» To be done: Where a line holds "static", copy it.

[BEGIN Supplied information]

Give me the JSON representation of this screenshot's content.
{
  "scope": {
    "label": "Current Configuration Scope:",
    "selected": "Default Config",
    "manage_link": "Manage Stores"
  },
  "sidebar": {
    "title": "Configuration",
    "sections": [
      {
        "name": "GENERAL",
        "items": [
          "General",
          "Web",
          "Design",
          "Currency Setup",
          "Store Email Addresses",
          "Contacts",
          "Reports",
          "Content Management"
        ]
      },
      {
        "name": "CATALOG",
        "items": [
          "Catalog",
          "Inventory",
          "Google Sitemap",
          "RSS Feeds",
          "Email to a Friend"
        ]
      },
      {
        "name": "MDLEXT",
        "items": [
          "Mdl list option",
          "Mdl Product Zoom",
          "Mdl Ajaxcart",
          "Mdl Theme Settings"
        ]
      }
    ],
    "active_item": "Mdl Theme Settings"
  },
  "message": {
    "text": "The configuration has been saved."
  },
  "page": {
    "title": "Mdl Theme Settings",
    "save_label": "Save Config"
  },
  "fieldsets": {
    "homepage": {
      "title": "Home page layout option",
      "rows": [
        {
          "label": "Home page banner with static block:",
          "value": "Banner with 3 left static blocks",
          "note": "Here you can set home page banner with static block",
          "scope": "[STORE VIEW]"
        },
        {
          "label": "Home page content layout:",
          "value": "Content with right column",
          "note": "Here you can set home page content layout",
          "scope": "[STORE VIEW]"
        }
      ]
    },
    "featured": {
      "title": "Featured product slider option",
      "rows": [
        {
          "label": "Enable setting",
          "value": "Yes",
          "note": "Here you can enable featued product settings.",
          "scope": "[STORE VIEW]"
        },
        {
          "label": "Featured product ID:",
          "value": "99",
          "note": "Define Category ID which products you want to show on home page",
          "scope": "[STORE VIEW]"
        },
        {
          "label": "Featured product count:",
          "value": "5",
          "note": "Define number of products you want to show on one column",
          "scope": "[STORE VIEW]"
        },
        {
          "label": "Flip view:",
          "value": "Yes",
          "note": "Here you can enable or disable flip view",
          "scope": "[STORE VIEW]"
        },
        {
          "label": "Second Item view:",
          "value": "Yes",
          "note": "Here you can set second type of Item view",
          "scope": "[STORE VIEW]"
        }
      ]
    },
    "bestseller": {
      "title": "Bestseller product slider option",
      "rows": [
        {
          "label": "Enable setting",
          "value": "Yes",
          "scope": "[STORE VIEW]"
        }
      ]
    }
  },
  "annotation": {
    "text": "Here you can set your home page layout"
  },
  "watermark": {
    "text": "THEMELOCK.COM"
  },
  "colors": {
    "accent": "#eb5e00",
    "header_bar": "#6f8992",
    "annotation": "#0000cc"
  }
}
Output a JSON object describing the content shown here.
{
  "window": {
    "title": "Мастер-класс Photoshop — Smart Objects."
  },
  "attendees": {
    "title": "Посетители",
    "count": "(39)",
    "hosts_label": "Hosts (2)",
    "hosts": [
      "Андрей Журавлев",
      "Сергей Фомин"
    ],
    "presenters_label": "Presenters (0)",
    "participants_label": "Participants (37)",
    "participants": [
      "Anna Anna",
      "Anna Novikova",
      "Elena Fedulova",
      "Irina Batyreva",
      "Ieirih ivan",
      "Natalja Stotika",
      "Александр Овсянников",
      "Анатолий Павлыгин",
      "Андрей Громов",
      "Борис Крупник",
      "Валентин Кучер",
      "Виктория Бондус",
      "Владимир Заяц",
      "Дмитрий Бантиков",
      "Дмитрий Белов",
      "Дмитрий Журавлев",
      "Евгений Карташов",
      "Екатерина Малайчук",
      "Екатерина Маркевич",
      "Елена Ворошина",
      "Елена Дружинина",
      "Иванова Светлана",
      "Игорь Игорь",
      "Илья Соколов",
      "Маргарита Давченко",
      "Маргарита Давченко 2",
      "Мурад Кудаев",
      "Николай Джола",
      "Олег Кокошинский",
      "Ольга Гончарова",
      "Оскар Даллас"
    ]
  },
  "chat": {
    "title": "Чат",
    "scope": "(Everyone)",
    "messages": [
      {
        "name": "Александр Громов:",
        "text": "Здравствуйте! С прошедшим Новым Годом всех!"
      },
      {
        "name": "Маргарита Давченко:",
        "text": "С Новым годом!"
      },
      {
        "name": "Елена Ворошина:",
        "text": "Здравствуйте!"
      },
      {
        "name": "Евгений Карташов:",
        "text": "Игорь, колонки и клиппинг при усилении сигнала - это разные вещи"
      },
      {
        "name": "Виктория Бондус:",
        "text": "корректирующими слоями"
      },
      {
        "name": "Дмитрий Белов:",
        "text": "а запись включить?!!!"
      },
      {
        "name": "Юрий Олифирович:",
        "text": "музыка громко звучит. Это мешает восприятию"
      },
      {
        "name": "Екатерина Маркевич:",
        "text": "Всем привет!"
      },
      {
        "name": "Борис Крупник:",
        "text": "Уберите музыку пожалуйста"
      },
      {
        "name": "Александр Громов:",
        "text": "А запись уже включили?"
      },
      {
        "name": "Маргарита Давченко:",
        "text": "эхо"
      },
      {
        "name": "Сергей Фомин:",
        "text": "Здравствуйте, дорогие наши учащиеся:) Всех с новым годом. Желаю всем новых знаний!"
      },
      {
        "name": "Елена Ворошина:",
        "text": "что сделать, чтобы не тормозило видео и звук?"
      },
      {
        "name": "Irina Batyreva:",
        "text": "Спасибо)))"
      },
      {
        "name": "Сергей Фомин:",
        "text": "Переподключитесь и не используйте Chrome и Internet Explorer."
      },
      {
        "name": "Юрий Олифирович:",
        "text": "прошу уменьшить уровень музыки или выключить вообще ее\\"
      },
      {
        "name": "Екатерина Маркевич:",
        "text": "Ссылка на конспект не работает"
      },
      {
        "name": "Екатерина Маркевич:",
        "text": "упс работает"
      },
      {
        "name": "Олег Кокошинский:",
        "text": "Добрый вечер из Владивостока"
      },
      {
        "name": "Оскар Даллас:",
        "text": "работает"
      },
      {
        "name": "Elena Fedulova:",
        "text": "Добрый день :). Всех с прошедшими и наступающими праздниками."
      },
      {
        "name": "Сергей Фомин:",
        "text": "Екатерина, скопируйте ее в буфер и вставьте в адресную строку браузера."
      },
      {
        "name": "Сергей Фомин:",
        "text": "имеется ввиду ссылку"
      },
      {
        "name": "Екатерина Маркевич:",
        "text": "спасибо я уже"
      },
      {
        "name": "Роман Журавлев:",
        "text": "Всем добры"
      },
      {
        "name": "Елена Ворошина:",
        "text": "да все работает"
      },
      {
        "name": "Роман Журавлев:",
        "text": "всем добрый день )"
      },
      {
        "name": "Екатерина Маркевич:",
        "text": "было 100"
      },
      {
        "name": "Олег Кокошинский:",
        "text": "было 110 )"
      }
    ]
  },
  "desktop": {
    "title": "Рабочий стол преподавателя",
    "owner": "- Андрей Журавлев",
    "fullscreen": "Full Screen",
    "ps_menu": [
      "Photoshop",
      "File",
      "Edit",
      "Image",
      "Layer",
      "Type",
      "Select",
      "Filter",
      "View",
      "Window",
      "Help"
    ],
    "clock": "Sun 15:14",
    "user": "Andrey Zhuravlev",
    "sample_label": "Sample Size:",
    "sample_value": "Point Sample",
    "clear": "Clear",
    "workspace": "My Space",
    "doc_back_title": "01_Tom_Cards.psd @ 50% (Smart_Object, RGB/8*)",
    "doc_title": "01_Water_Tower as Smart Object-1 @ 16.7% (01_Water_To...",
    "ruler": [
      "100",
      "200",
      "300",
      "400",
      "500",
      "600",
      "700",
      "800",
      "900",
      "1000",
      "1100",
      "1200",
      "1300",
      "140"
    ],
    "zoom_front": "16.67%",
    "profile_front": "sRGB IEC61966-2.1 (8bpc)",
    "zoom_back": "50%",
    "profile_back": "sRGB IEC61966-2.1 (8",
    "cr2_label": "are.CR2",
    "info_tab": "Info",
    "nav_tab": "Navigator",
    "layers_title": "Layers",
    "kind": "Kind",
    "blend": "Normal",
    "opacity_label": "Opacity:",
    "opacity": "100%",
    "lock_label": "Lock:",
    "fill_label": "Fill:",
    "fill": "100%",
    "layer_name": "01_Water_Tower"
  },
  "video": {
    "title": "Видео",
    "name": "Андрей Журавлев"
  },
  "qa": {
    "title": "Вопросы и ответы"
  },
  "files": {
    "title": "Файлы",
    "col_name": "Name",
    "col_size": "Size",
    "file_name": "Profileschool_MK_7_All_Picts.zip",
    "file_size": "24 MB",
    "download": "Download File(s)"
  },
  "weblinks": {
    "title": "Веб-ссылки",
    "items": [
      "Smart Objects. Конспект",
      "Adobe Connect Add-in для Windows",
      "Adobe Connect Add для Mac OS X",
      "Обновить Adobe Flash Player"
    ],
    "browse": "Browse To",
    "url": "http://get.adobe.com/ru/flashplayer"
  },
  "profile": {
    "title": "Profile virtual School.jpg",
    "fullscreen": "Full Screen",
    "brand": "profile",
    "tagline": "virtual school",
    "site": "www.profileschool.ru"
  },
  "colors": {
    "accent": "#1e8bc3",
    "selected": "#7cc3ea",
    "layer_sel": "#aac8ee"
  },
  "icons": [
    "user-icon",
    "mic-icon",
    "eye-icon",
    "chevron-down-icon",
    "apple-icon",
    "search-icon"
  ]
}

[END Supplied information]

» Response for this exercise:
          "label": "Home page banner with static block:",
          "value": "Banner with 3 left static blocks",
          "note": "Here you can set home page banner with static block",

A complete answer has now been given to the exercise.